START Dataset excerpts

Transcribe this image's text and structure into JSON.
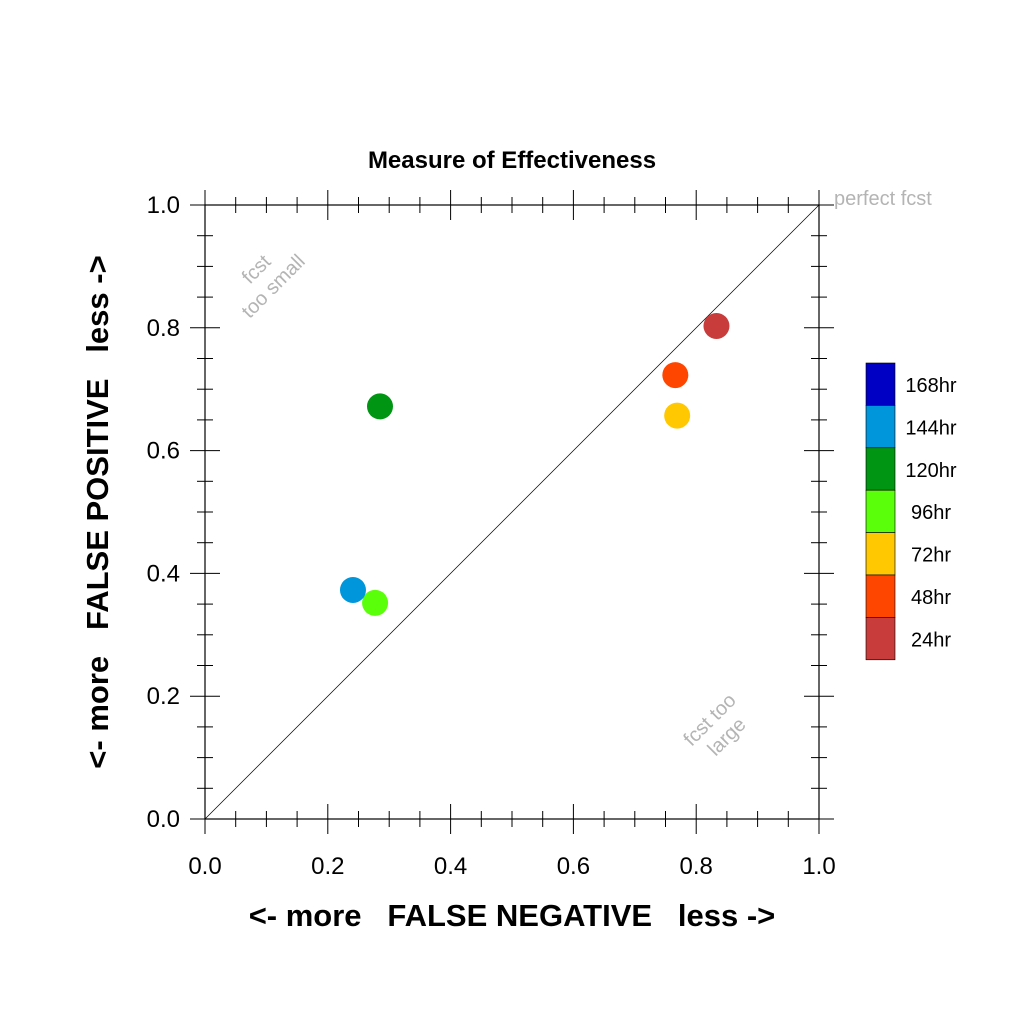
{
  "chart_data": {
    "type": "scatter",
    "title": "Measure of Effectiveness",
    "xlabel": "<- more   FALSE NEGATIVE   less ->",
    "ylabel": "<- more   FALSE POSITIVE   less ->",
    "xlim": [
      0,
      1
    ],
    "ylim": [
      0,
      1
    ],
    "x_ticks": [
      "0.0",
      "0.2",
      "0.4",
      "0.6",
      "0.8",
      "1.0"
    ],
    "y_ticks": [
      "0.0",
      "0.2",
      "0.4",
      "0.6",
      "0.8",
      "1.0"
    ],
    "grid": false,
    "legend_position": "right",
    "reference_line": {
      "from": [
        0,
        0
      ],
      "to": [
        1,
        1
      ]
    },
    "annotations": {
      "perfect": "perfect fcst",
      "too_small": [
        "fcst",
        "too small"
      ],
      "too_large": [
        "fcst too",
        "large"
      ]
    },
    "legend": [
      {
        "label": "168hr",
        "color": "#0000c4"
      },
      {
        "label": "144hr",
        "color": "#0096dc"
      },
      {
        "label": "120hr",
        "color": "#009614"
      },
      {
        "label": "96hr",
        "color": "#5aff0a"
      },
      {
        "label": "72hr",
        "color": "#ffc800"
      },
      {
        "label": "48hr",
        "color": "#ff4600"
      },
      {
        "label": "24hr",
        "color": "#c83c3c"
      }
    ],
    "points": [
      {
        "name": "24hr",
        "x": 0.833,
        "y": 0.803,
        "color": "#c83c3c"
      },
      {
        "name": "48hr",
        "x": 0.766,
        "y": 0.723,
        "color": "#ff4600"
      },
      {
        "name": "72hr",
        "x": 0.769,
        "y": 0.657,
        "color": "#ffc800"
      },
      {
        "name": "96hr",
        "x": 0.277,
        "y": 0.352,
        "color": "#5aff0a"
      },
      {
        "name": "120hr",
        "x": 0.285,
        "y": 0.672,
        "color": "#009614"
      },
      {
        "name": "144hr",
        "x": 0.241,
        "y": 0.373,
        "color": "#0096dc"
      }
    ]
  }
}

END Dataset excerpts

• _Exercise_
Show all lines from the data above in which the word "less" appears.

• _Final result_
    "xlabel": "<- more   FALSE NEGATIVE   less ->",
    "ylabel": "<- more   FALSE POSITIVE   less ->",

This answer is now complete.